**EXERCISE GOAL:** Write out each entry again. Keep every word exactly as it is.
-- Begin --
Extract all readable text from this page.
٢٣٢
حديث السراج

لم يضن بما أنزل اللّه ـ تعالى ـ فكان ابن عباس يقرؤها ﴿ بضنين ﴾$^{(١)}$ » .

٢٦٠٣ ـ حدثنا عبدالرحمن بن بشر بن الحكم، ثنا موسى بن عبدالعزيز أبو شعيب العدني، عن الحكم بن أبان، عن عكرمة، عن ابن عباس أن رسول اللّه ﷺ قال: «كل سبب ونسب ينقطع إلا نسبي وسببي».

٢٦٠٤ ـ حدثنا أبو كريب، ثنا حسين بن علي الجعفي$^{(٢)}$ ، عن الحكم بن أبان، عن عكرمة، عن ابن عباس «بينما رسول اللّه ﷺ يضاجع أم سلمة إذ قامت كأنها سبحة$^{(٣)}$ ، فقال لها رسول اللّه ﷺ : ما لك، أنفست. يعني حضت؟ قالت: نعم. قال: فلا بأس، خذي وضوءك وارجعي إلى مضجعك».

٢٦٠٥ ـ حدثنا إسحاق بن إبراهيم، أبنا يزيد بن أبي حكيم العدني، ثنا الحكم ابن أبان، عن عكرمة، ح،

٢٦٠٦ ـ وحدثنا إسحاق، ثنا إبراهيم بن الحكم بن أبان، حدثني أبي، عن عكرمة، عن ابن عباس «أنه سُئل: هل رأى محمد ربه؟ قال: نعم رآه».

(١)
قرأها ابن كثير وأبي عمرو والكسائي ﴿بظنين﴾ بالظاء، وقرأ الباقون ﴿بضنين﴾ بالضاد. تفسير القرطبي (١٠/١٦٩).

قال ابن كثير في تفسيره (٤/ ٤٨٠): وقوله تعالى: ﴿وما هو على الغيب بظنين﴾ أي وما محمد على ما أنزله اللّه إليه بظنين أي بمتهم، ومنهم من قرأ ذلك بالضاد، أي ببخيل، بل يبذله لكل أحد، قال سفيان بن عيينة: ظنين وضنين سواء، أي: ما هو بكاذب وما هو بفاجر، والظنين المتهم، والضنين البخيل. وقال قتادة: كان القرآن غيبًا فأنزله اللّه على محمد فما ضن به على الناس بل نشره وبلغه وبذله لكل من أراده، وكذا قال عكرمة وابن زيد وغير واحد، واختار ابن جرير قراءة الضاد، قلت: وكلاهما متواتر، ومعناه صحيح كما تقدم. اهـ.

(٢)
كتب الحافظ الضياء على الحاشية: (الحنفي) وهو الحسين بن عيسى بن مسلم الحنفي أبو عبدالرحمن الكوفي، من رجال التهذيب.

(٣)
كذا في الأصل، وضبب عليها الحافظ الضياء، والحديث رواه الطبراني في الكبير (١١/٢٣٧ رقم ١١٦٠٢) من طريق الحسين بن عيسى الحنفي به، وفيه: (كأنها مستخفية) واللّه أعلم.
-- End --
**TASK RESPONSE:**
Extract all readable text from this page.
٢٣٢
حديث السراج

لم يضن بما أنزل اللّه ـ تعالى ـ فكان ابن عباس يقرؤها ﴿ بضنين ﴾$^{(١)}$ » .

٢٦٠٣ ـ حدثنا عبدالرحمن بن بشر بن الحكم، ثنا موسى بن عبدالعزيز أبو شعيب العدني، عن الحكم بن أبان، عن عكرمة، عن ابن عباس أن رسول اللّه ﷺ قال: «كل سبب ونسب ينقطع إلا نسبي وسببي».

٢٦٠٤ ـ حدثنا أبو كريب، ثنا حسين بن علي الجعفي$^{(٢)}$ ، عن الحكم بن أبان، عن عكرمة، عن ابن عباس «بينما رسول اللّه ﷺ يضاجع أم سلمة إذ قامت كأنها سبحة$^{(٣)}$ ، فقال لها رسول اللّه ﷺ : ما لك، أنفست. يعني حضت؟ قالت: نعم. قال: فلا بأس، خذي وضوءك وارجعي إلى مضجعك».

٢٦٠٥ ـ حدثنا إسحاق بن إبراهيم، أبنا يزيد بن أبي حكيم العدني، ثنا الحكم ابن أبان، عن عكرمة، ح،

٢٦٠٦ ـ وحدثنا إسحاق، ثنا إبراهيم بن الحكم بن أبان، حدثني أبي، عن عكرمة، عن ابن عباس «أنه سُئل: هل رأى محمد ربه؟ قال: نعم رآه».

(١)
قرأها ابن كثير وأبي عمرو والكسائي ﴿بظنين﴾ بالظاء، وقرأ الباقون ﴿بضنين﴾ بالضاد. تفسير القرطبي (١٠/١٦٩).

قال ابن كثير في تفسيره (٤/ ٤٨٠): وقوله تعالى: ﴿وما هو على الغيب بظنين﴾ أي وما محمد على ما أنزله اللّه إليه بظنين أي بمتهم، ومنهم من قرأ ذلك بالضاد، أي ببخيل، بل يبذله لكل أحد، قال سفيان بن عيينة: ظنين وضنين سواء، أي: ما هو بكاذب وما هو بفاجر، والظنين المتهم، والضنين البخيل. وقال قتادة: كان القرآن غيبًا فأنزله اللّه على محمد فما ضن به على الناس بل نشره وبلغه وبذله لكل من أراده، وكذا قال عكرمة وابن زيد وغير واحد، واختار ابن جرير قراءة الضاد، قلت: وكلاهما متواتر، ومعناه صحيح كما تقدم. اهـ.

(٢)
كتب الحافظ الضياء على الحاشية: (الحنفي) وهو الحسين بن عيسى بن مسلم الحنفي أبو عبدالرحمن الكوفي، من رجال التهذيب.

(٣)
كذا في الأصل، وضبب عليها الحافظ الضياء، والحديث رواه الطبراني في الكبير (١١/٢٣٧ رقم ١١٦٠٢) من طريق الحسين بن عيسى الحنفي به، وفيه: (كأنها مستخفية) واللّه أعلم.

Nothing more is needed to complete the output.